### EXERCISE BRIEF
Using the listing below, select the lines with the word "title" and copy them.

### DATA SUPPLIED

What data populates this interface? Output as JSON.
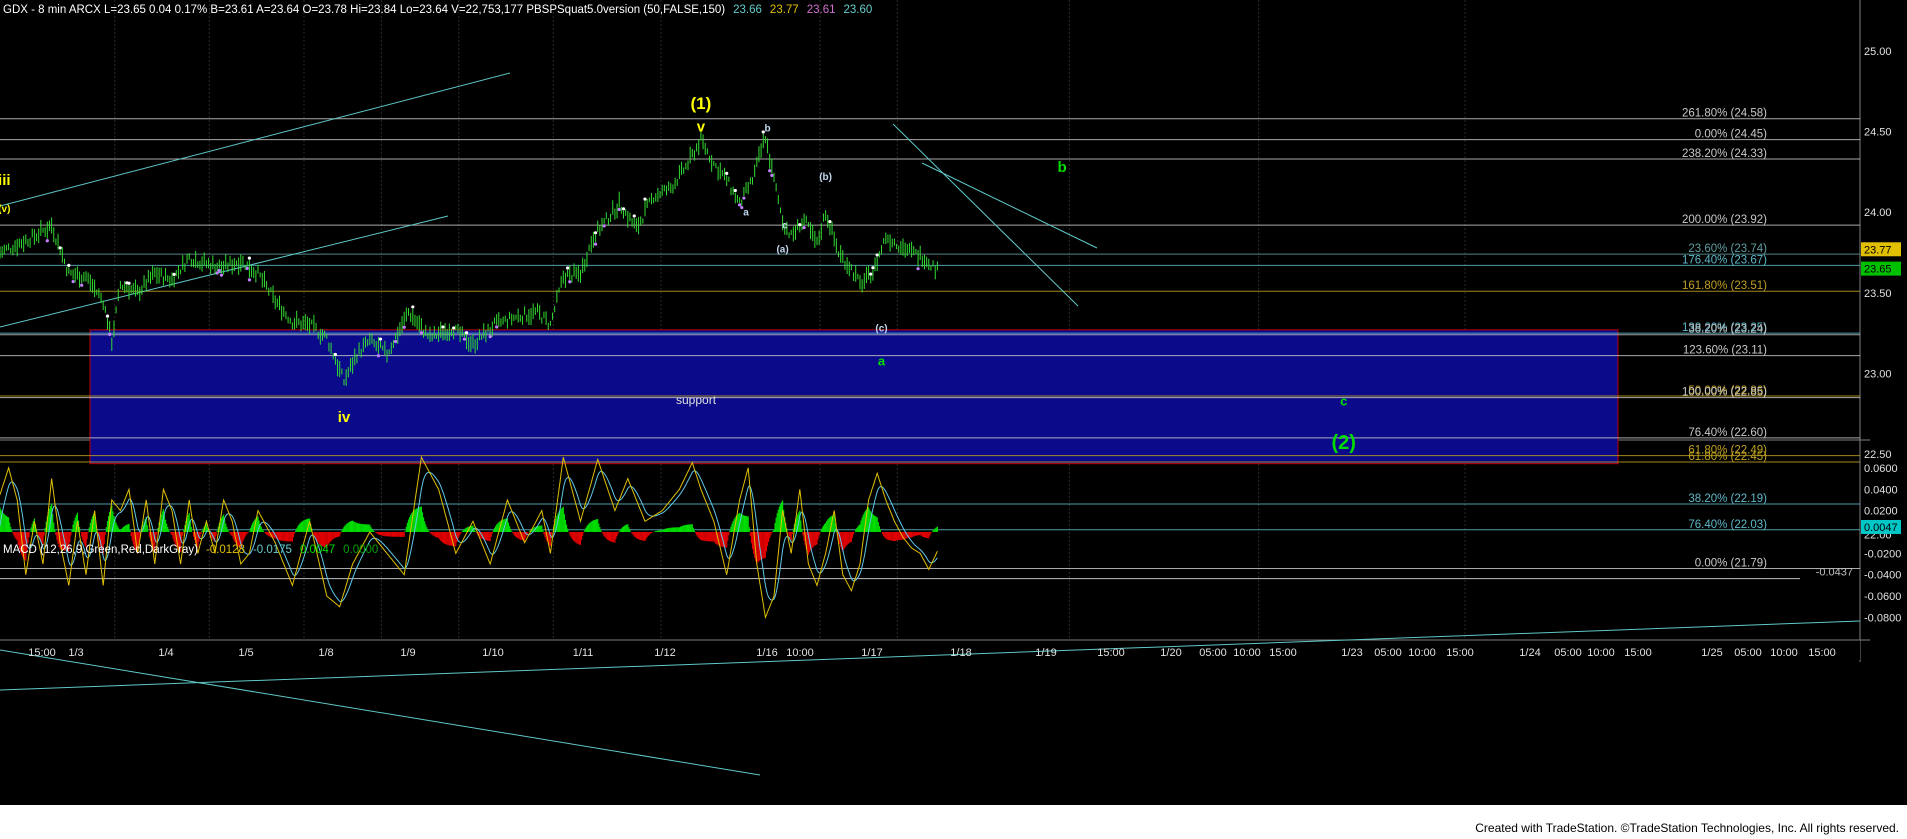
{
  "header": {
    "title": "GDX - 8 min  ARCX  L=23.65  0.04  0.17%  B=23.61  A=23.64  O=23.78  Hi=23.84  Lo=23.64  V=22,753,177  PBSPSquat5.0version (50,FALSE,150)",
    "values": [
      {
        "text": "23.66",
        "color": "#66cccc"
      },
      {
        "text": "23.77",
        "color": "#e0c000"
      },
      {
        "text": "23.61",
        "color": "#d070d0"
      },
      {
        "text": "23.60",
        "color": "#66cccc"
      }
    ]
  },
  "macd_header": {
    "title": "MACD (12,26,9,Green,Red,DarkGray)",
    "values": [
      {
        "text": "-0.0128",
        "color": "#e0c000"
      },
      {
        "text": "-0.0175",
        "color": "#66cccc"
      },
      {
        "text": "0.0047",
        "color": "#00e000"
      },
      {
        "text": "0.0000",
        "color": "#00a000"
      }
    ]
  },
  "price_axis": [
    {
      "v": 25.0,
      "label": "25.00"
    },
    {
      "v": 24.5,
      "label": "24.50"
    },
    {
      "v": 24.0,
      "label": "24.00"
    },
    {
      "v": 23.5,
      "label": "23.50"
    },
    {
      "v": 23.0,
      "label": "23.00"
    },
    {
      "v": 22.5,
      "label": "22.50"
    },
    {
      "v": 22.0,
      "label": "22.00"
    }
  ],
  "price_tags": [
    {
      "v": 23.77,
      "label": "23.77",
      "bg": "#e0c000"
    },
    {
      "v": 23.65,
      "label": "23.65",
      "bg": "#00c000"
    }
  ],
  "macd_axis": [
    {
      "v": 0.06,
      "label": "0.0600"
    },
    {
      "v": 0.04,
      "label": "0.0400"
    },
    {
      "v": 0.02,
      "label": "0.0200"
    },
    {
      "v": -0.02,
      "label": "-0.0200"
    },
    {
      "v": -0.04,
      "label": "-0.0400"
    },
    {
      "v": -0.06,
      "label": "-0.0600"
    },
    {
      "v": -0.08,
      "label": "-0.0800"
    }
  ],
  "macd_tag": {
    "v": 0.0047,
    "label": "0.0047"
  },
  "macd_level": {
    "v": -0.0437,
    "label": "-0.0437"
  },
  "time_axis": [
    "15:00",
    "1/3",
    "1/4",
    "1/5",
    "1/8",
    "1/9",
    "1/10",
    "1/11",
    "1/12",
    "1/16",
    "10:00",
    "1/17",
    "1/18",
    "1/19",
    "15:00",
    "1/20",
    "05:00",
    "10:00",
    "15:00",
    "1/23",
    "05:00",
    "10:00",
    "15:00",
    "1/24",
    "05:00",
    "10:00",
    "15:00",
    "1/25",
    "05:00",
    "10:00",
    "15:00"
  ],
  "fib_levels": [
    {
      "v": 24.58,
      "label": "261.80% (24.58)",
      "color": "#c8c8c8"
    },
    {
      "v": 24.45,
      "label": "0.00% (24.45)",
      "color": "#c8c8c8"
    },
    {
      "v": 24.33,
      "label": "238.20% (24.33)",
      "color": "#c8c8c8"
    },
    {
      "v": 23.92,
      "label": "200.00% (23.92)",
      "color": "#c8c8c8"
    },
    {
      "v": 23.74,
      "label": "23.60% (23.74)",
      "color": "#5f9ea0"
    },
    {
      "v": 23.67,
      "label": "176.40% (23.67)",
      "color": "#5fb8c8"
    },
    {
      "v": 23.51,
      "label": "161.80% (23.51)",
      "color": "#c0a020"
    },
    {
      "v": 23.25,
      "label": "138.20% (23.25)",
      "color": "#5fb8c8"
    },
    {
      "v": 23.24,
      "label": "38.20% (23.24)",
      "color": "#c0c0c0"
    },
    {
      "v": 23.11,
      "label": "123.60% (23.11)",
      "color": "#c8c8c8"
    },
    {
      "v": 22.86,
      "label": "50.00% (22.86)",
      "color": "#c0a020"
    },
    {
      "v": 22.85,
      "label": "100.00% (22.85)",
      "color": "#c8c8c8"
    },
    {
      "v": 22.6,
      "label": "76.40% (22.60)",
      "color": "#c8c8c8"
    },
    {
      "v": 22.49,
      "label": "61.80% (22.49)",
      "color": "#c0a020"
    },
    {
      "v": 22.45,
      "label": "61.80% (22.45)",
      "color": "#c0a020"
    },
    {
      "v": 22.19,
      "label": "38.20% (22.19)",
      "color": "#5fb8c8"
    },
    {
      "v": 22.03,
      "label": "76.40% (22.03)",
      "color": "#5fb8c8"
    },
    {
      "v": 21.79,
      "label": "0.00% (21.79)",
      "color": "#c8c8c8"
    }
  ],
  "support_zone": {
    "top": 23.27,
    "bottom": 22.44,
    "label": "support"
  },
  "wave_labels": [
    {
      "t": 1,
      "v": 24.17,
      "text": "iii",
      "color": "#ffff00",
      "size": 15
    },
    {
      "t": 1,
      "v": 24.0,
      "text": "(v)",
      "color": "#ffff00",
      "size": 10
    },
    {
      "t": 80,
      "v": 22.7,
      "text": "iv",
      "color": "#ffff00",
      "size": 15
    },
    {
      "t": 163,
      "v": 24.64,
      "text": "(1)",
      "color": "#ffff00",
      "size": 17
    },
    {
      "t": 163,
      "v": 24.5,
      "text": "v",
      "color": "#ffff00",
      "size": 15
    },
    {
      "t": 178.5,
      "v": 24.5,
      "text": "b",
      "color": "#c0d8f0",
      "size": 10
    },
    {
      "t": 173.5,
      "v": 23.98,
      "text": "a",
      "color": "#c0d8f0",
      "size": 10
    },
    {
      "t": 182.5,
      "v": 23.9,
      "text": "c",
      "color": "#c0d8f0",
      "size": 10
    },
    {
      "t": 182,
      "v": 23.75,
      "text": "(a)",
      "color": "#c0d8f0",
      "size": 10
    },
    {
      "t": 192,
      "v": 24.2,
      "text": "(b)",
      "color": "#c0d8f0",
      "size": 10
    },
    {
      "t": 205,
      "v": 23.26,
      "text": "(c)",
      "color": "#c0d8f0",
      "size": 10
    },
    {
      "t": 205,
      "v": 23.05,
      "text": "a",
      "color": "#00dd00",
      "size": 13
    },
    {
      "t": 247,
      "v": 24.25,
      "text": "b",
      "color": "#00dd00",
      "size": 15
    },
    {
      "t": 312.5,
      "v": 22.8,
      "text": "c",
      "color": "#00dd00",
      "size": 13
    },
    {
      "t": 312.5,
      "v": 22.53,
      "text": "(2)",
      "color": "#00dd00",
      "size": 20
    }
  ],
  "price_anchors": [
    [
      0,
      23.75
    ],
    [
      4,
      23.8
    ],
    [
      8,
      23.85
    ],
    [
      12,
      23.92
    ],
    [
      16,
      23.62
    ],
    [
      20,
      23.6
    ],
    [
      24,
      23.45
    ],
    [
      26,
      23.2
    ],
    [
      28,
      23.55
    ],
    [
      32,
      23.5
    ],
    [
      36,
      23.62
    ],
    [
      40,
      23.58
    ],
    [
      44,
      23.72
    ],
    [
      48,
      23.68
    ],
    [
      52,
      23.66
    ],
    [
      56,
      23.7
    ],
    [
      60,
      23.62
    ],
    [
      64,
      23.45
    ],
    [
      68,
      23.32
    ],
    [
      72,
      23.3
    ],
    [
      76,
      23.22
    ],
    [
      80,
      22.95
    ],
    [
      83,
      23.12
    ],
    [
      86,
      23.2
    ],
    [
      90,
      23.12
    ],
    [
      95,
      23.38
    ],
    [
      100,
      23.22
    ],
    [
      105,
      23.28
    ],
    [
      110,
      23.18
    ],
    [
      115,
      23.3
    ],
    [
      120,
      23.35
    ],
    [
      125,
      23.38
    ],
    [
      128,
      23.3
    ],
    [
      131,
      23.6
    ],
    [
      135,
      23.62
    ],
    [
      138,
      23.85
    ],
    [
      141,
      23.95
    ],
    [
      144,
      24.05
    ],
    [
      148,
      23.9
    ],
    [
      152,
      24.1
    ],
    [
      156,
      24.15
    ],
    [
      160,
      24.3
    ],
    [
      163,
      24.45
    ],
    [
      166,
      24.3
    ],
    [
      169,
      24.2
    ],
    [
      172,
      24.05
    ],
    [
      175,
      24.2
    ],
    [
      178,
      24.47
    ],
    [
      180,
      24.2
    ],
    [
      182,
      23.95
    ],
    [
      184,
      23.85
    ],
    [
      187,
      23.95
    ],
    [
      190,
      23.8
    ],
    [
      192,
      24.0
    ],
    [
      195,
      23.75
    ],
    [
      198,
      23.65
    ],
    [
      200,
      23.55
    ],
    [
      203,
      23.62
    ],
    [
      206,
      23.85
    ],
    [
      209,
      23.8
    ],
    [
      212,
      23.75
    ],
    [
      215,
      23.72
    ],
    [
      218,
      23.64
    ]
  ],
  "macd_anchors": [
    [
      0,
      0.035
    ],
    [
      2,
      0.06
    ],
    [
      4,
      0.03
    ],
    [
      6,
      -0.04
    ],
    [
      8,
      0.01
    ],
    [
      10,
      -0.03
    ],
    [
      12,
      0.05
    ],
    [
      14,
      -0.01
    ],
    [
      16,
      -0.05
    ],
    [
      18,
      0.01
    ],
    [
      20,
      -0.04
    ],
    [
      22,
      0.02
    ],
    [
      24,
      -0.05
    ],
    [
      26,
      0.03
    ],
    [
      28,
      0.02
    ],
    [
      30,
      0.04
    ],
    [
      32,
      -0.02
    ],
    [
      34,
      0.03
    ],
    [
      36,
      -0.03
    ],
    [
      38,
      0.04
    ],
    [
      40,
      0.02
    ],
    [
      42,
      -0.03
    ],
    [
      44,
      0.03
    ],
    [
      46,
      -0.02
    ],
    [
      48,
      0.01
    ],
    [
      50,
      -0.02
    ],
    [
      52,
      0.03
    ],
    [
      54,
      0.01
    ],
    [
      56,
      -0.03
    ],
    [
      58,
      -0.02
    ],
    [
      60,
      0.02
    ],
    [
      64,
      -0.01
    ],
    [
      68,
      -0.05
    ],
    [
      72,
      0.01
    ],
    [
      76,
      -0.06
    ],
    [
      79,
      -0.07
    ],
    [
      82,
      -0.03
    ],
    [
      86,
      0.0
    ],
    [
      90,
      -0.02
    ],
    [
      94,
      -0.04
    ],
    [
      98,
      0.07
    ],
    [
      102,
      0.04
    ],
    [
      106,
      -0.02
    ],
    [
      110,
      0.01
    ],
    [
      114,
      -0.03
    ],
    [
      118,
      0.03
    ],
    [
      122,
      -0.01
    ],
    [
      126,
      0.02
    ],
    [
      128,
      -0.02
    ],
    [
      131,
      0.07
    ],
    [
      135,
      0.01
    ],
    [
      139,
      0.068
    ],
    [
      143,
      0.02
    ],
    [
      146,
      0.05
    ],
    [
      150,
      0.01
    ],
    [
      154,
      0.02
    ],
    [
      158,
      0.04
    ],
    [
      161,
      0.065
    ],
    [
      163,
      0.04
    ],
    [
      166,
      0.01
    ],
    [
      169,
      -0.04
    ],
    [
      172,
      0.03
    ],
    [
      174,
      0.06
    ],
    [
      176,
      -0.03
    ],
    [
      178,
      -0.08
    ],
    [
      180,
      -0.06
    ],
    [
      182,
      0.02
    ],
    [
      184,
      -0.02
    ],
    [
      186,
      0.04
    ],
    [
      188,
      -0.03
    ],
    [
      190,
      -0.05
    ],
    [
      192,
      -0.02
    ],
    [
      194,
      0.02
    ],
    [
      196,
      -0.04
    ],
    [
      198,
      -0.055
    ],
    [
      200,
      -0.03
    ],
    [
      202,
      0.03
    ],
    [
      204,
      0.055
    ],
    [
      206,
      0.03
    ],
    [
      208,
      0.01
    ],
    [
      210,
      -0.005
    ],
    [
      212,
      -0.015
    ],
    [
      214,
      -0.02
    ],
    [
      216,
      -0.035
    ],
    [
      218,
      -0.018
    ]
  ]
}
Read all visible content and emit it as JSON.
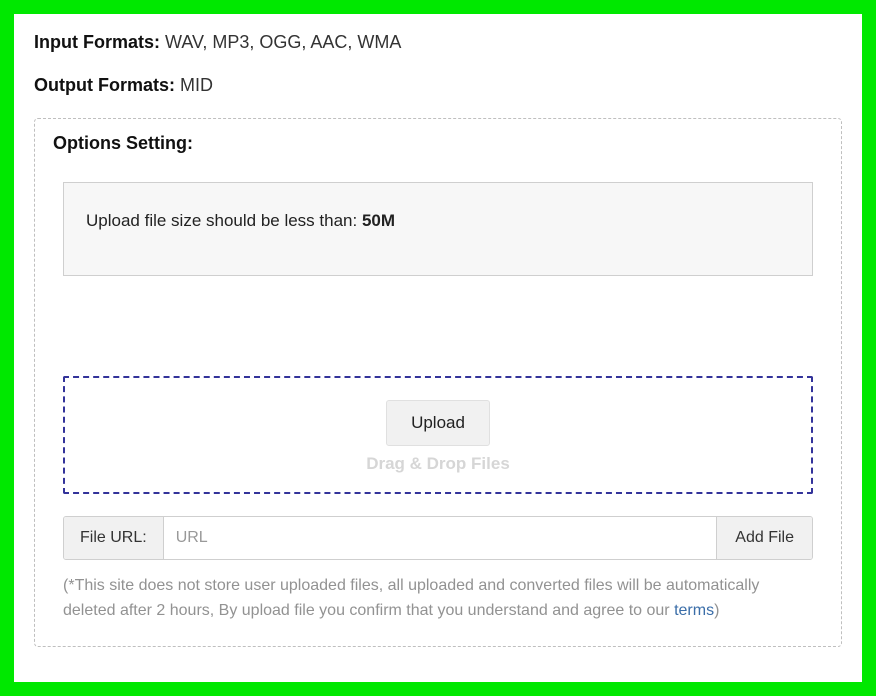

### RESULT
    "title": "GDX - 8 min  ARCX  L=23.65  0.04  0.17%  B=23.61  A=23.64  O=23.78  Hi=23.84  Lo=23.64  V=22,753,177  PBSPSquat5.0version (50,FALSE,150)",
    "title": "MACD (12,26,9,Green,Red,DarkGray)",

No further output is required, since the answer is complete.